** STATED TASK **
Repeat verbatim the lines of the data below, beginning with the line containing "Transcribe this image's" and continuing to the end.

** MATERIAL FOR THIS TASK **
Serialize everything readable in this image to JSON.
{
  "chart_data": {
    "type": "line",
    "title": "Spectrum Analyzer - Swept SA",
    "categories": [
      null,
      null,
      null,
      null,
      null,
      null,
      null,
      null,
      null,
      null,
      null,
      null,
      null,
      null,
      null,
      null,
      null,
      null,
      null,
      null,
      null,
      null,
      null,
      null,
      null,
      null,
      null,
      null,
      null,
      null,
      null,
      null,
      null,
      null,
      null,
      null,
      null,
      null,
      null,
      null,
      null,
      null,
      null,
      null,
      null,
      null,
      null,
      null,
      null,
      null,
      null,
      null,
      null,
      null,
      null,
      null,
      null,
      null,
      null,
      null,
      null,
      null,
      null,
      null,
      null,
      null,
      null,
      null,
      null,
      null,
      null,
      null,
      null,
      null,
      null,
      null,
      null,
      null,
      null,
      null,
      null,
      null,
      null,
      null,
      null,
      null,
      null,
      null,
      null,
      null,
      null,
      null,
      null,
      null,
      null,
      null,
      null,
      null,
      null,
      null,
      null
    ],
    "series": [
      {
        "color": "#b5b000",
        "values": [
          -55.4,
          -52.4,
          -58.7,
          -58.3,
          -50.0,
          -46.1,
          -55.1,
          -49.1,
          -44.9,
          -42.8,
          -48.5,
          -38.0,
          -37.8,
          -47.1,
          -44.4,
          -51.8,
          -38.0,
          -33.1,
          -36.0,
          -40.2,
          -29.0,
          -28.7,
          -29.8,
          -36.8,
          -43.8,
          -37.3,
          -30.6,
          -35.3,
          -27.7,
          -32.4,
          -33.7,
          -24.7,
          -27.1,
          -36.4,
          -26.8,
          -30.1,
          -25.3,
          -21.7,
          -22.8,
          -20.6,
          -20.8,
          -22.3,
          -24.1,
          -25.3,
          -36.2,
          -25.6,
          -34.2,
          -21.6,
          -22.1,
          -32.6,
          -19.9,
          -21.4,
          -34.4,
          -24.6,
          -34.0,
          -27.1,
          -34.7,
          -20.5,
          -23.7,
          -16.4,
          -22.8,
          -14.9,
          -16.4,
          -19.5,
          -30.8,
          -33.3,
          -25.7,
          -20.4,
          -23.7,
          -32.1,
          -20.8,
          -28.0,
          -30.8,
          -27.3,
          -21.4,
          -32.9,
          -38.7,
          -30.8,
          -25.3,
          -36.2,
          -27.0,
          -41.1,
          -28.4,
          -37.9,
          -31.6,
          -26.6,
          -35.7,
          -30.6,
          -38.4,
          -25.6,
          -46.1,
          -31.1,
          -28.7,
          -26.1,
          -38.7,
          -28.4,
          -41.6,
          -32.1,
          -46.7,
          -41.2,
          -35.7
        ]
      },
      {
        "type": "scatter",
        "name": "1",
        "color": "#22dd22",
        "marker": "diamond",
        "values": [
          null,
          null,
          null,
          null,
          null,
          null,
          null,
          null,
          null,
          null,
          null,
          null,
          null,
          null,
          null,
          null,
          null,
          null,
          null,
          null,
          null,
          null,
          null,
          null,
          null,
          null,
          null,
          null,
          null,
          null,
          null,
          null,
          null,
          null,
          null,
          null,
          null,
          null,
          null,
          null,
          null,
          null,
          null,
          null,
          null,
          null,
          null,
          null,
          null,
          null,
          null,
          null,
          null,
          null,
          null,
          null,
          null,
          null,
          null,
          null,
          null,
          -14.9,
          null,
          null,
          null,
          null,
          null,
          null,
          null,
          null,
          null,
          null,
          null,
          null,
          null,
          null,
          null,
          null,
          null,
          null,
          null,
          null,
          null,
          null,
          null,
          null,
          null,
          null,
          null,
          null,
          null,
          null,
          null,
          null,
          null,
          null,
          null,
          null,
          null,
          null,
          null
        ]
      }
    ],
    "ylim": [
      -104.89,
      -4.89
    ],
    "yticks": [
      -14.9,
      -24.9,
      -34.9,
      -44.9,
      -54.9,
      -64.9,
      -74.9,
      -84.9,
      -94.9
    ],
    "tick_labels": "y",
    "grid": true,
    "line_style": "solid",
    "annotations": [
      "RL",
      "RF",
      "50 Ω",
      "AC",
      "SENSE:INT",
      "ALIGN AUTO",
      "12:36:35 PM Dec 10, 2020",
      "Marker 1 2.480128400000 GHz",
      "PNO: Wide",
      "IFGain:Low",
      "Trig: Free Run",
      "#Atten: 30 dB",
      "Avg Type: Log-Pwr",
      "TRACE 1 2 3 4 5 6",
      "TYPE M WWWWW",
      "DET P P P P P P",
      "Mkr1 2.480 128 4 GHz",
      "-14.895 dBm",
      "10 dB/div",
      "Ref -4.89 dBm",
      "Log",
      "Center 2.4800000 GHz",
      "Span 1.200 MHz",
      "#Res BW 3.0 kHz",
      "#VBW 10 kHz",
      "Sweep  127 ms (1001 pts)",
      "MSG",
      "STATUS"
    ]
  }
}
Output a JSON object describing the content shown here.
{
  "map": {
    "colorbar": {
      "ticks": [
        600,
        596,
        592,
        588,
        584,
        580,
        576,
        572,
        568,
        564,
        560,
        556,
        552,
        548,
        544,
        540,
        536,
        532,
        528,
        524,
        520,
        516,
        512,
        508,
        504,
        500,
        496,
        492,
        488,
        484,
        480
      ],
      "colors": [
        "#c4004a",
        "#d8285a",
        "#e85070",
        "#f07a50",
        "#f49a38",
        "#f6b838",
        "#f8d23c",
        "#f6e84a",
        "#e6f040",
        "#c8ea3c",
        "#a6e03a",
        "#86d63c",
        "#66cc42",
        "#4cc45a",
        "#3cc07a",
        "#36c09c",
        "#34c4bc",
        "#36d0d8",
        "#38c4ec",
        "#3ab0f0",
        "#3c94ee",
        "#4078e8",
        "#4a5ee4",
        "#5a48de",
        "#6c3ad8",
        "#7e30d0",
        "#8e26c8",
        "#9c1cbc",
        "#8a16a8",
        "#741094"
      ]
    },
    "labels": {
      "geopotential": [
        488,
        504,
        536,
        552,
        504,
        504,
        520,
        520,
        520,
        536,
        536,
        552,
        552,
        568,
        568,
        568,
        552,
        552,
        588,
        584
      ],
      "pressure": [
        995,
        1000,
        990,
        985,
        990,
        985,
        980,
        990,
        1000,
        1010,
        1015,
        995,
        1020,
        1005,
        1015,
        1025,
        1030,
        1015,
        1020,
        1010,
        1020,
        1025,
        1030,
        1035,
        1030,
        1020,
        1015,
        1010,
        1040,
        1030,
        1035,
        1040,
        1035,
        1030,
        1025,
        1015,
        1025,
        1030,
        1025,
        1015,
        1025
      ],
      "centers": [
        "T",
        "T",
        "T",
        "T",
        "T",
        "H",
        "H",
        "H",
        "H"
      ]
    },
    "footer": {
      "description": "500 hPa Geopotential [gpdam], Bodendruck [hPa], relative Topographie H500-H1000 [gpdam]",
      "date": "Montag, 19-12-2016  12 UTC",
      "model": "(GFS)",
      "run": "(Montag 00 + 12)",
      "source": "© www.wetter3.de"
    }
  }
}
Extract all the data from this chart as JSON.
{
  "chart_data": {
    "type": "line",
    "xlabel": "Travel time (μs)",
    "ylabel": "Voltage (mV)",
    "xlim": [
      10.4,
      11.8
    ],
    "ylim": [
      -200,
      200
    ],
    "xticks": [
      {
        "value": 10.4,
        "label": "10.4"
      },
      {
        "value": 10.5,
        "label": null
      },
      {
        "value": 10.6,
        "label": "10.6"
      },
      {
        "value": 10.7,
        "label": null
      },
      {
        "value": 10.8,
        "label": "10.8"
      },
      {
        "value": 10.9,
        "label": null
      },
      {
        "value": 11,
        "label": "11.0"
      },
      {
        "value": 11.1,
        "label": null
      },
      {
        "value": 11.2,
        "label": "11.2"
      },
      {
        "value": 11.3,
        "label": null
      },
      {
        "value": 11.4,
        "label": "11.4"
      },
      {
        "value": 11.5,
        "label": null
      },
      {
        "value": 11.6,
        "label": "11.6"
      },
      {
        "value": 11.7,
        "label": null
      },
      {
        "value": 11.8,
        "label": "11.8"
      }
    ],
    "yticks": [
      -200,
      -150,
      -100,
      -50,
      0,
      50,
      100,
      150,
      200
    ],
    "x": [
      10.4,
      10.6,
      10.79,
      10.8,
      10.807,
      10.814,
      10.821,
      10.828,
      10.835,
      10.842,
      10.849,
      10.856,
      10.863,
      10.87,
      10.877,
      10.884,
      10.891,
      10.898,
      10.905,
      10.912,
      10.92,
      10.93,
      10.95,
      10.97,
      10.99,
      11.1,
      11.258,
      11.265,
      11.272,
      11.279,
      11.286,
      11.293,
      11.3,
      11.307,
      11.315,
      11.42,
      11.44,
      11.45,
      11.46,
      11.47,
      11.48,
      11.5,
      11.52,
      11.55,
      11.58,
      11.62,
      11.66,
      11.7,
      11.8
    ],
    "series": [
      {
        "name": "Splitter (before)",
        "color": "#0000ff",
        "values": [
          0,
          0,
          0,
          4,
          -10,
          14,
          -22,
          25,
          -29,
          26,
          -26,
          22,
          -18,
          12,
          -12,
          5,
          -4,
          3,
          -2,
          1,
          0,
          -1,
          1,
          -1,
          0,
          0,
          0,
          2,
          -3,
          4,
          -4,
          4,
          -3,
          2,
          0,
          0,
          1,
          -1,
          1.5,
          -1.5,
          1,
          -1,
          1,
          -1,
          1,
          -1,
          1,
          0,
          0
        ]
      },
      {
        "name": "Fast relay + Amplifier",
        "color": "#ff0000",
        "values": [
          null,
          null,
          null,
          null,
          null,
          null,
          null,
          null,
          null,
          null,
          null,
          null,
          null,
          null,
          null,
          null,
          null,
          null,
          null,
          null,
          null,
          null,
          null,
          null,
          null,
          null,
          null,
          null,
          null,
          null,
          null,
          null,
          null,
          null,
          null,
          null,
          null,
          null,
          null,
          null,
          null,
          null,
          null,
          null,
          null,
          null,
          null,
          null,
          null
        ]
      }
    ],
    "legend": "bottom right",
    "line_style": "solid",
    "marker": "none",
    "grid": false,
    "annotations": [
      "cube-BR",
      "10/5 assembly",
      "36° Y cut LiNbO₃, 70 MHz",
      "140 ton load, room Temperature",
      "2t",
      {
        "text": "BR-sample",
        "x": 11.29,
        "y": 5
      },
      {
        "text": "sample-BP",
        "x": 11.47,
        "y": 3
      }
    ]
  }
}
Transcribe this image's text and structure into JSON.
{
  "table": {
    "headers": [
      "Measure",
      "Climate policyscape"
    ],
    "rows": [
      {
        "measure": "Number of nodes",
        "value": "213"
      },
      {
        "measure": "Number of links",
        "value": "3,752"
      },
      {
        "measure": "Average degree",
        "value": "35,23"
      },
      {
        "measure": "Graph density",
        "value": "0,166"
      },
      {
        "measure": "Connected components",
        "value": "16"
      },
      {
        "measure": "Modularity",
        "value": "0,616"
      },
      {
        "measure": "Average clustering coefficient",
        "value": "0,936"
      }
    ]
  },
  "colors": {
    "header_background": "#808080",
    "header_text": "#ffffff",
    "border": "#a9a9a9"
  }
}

** PROBLEM SOLUTION **
Transcribe this image's text and structure into JSON.
{
  "table": {
    "headers": [
      "Measure",
      "Climate policyscape"
    ],
    "rows": [
      {
        "measure": "Number of nodes",
        "value": "213"
      },
      {
        "measure": "Number of links",
        "value": "3,752"
      },
      {
        "measure": "Average degree",
        "value": "35,23"
      },
      {
        "measure": "Graph density",
        "value": "0,166"
      },
      {
        "measure": "Connected components",
        "value": "16"
      },
      {
        "measure": "Modularity",
        "value": "0,616"
      },
      {
        "measure": "Average clustering coefficient",
        "value": "0,936"
      }
    ]
  },
  "colors": {
    "header_background": "#808080",
    "header_text": "#ffffff",
    "border": "#a9a9a9"
  }
}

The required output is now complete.